--- Begin ---
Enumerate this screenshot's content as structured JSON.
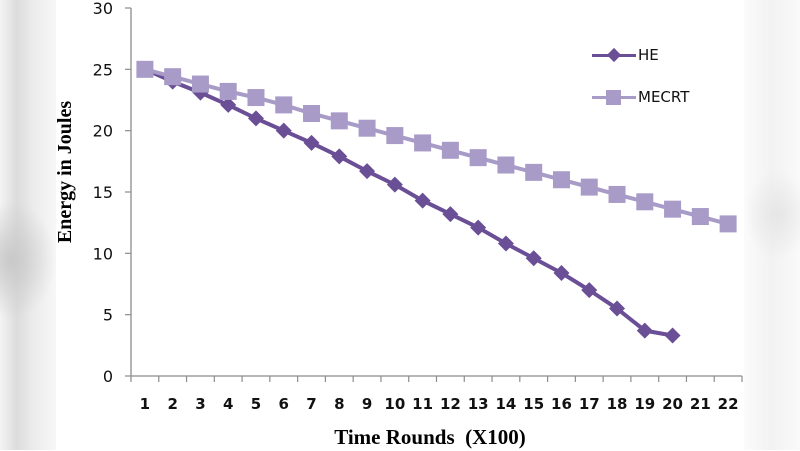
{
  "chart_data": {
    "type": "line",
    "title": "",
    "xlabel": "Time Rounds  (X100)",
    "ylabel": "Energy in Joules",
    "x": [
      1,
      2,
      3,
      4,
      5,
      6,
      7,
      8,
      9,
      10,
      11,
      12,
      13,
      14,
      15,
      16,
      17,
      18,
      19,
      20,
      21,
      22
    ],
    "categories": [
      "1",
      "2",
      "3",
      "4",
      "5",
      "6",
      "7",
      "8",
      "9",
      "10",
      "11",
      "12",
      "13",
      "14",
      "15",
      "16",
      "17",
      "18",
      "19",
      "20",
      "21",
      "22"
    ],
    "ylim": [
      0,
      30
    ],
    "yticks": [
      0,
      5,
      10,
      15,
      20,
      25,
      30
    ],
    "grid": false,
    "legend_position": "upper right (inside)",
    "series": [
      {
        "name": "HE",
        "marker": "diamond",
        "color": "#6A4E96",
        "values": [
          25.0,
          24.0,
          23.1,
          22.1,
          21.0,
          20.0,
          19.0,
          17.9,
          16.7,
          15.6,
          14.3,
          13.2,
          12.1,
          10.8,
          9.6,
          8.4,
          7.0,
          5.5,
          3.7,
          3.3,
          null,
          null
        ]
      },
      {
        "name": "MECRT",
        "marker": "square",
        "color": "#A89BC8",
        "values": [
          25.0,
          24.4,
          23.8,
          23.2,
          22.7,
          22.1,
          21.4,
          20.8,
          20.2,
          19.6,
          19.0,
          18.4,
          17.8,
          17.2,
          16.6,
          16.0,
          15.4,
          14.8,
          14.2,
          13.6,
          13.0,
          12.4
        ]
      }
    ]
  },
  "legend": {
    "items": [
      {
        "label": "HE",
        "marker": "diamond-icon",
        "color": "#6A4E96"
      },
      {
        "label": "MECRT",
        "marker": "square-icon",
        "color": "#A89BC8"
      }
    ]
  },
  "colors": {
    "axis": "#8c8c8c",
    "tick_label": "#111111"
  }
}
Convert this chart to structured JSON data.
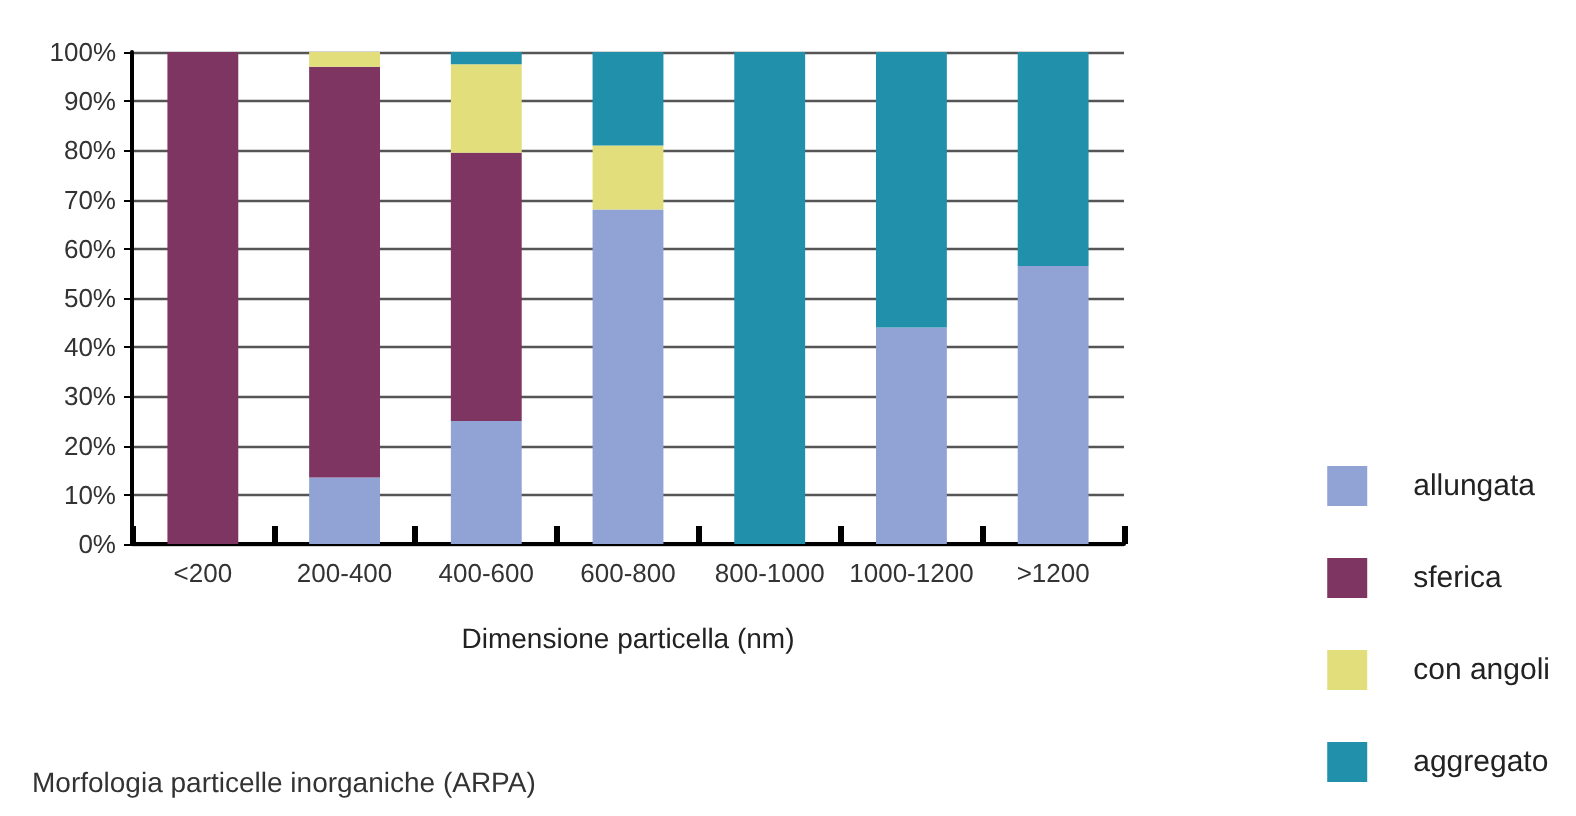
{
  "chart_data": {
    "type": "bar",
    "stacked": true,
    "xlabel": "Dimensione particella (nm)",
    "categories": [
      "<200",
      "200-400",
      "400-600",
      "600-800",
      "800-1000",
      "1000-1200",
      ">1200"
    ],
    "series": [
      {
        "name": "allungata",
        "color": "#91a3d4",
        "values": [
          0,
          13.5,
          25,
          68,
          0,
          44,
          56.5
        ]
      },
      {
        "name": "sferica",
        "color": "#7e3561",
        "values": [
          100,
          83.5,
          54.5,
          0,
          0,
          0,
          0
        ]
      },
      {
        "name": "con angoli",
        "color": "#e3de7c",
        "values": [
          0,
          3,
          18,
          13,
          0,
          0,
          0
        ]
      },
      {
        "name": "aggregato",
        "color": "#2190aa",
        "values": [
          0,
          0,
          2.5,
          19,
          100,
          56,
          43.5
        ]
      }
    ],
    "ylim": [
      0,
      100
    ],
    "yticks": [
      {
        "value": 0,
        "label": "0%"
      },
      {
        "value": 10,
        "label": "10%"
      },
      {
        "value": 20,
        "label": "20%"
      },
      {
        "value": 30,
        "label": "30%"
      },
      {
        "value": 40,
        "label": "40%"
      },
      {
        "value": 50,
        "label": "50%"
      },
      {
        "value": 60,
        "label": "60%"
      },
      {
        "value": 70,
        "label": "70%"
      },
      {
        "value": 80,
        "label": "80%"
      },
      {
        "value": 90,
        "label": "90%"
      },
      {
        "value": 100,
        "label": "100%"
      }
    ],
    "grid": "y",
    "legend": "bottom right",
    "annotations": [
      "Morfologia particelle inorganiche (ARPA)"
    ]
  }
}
--- End ---
■ What the exercise asks
Gather all lines from the listing above in which "icon" occurs.

■ Solution to the problem
        "marker": "diamond-icon",
        "marker": "square-icon",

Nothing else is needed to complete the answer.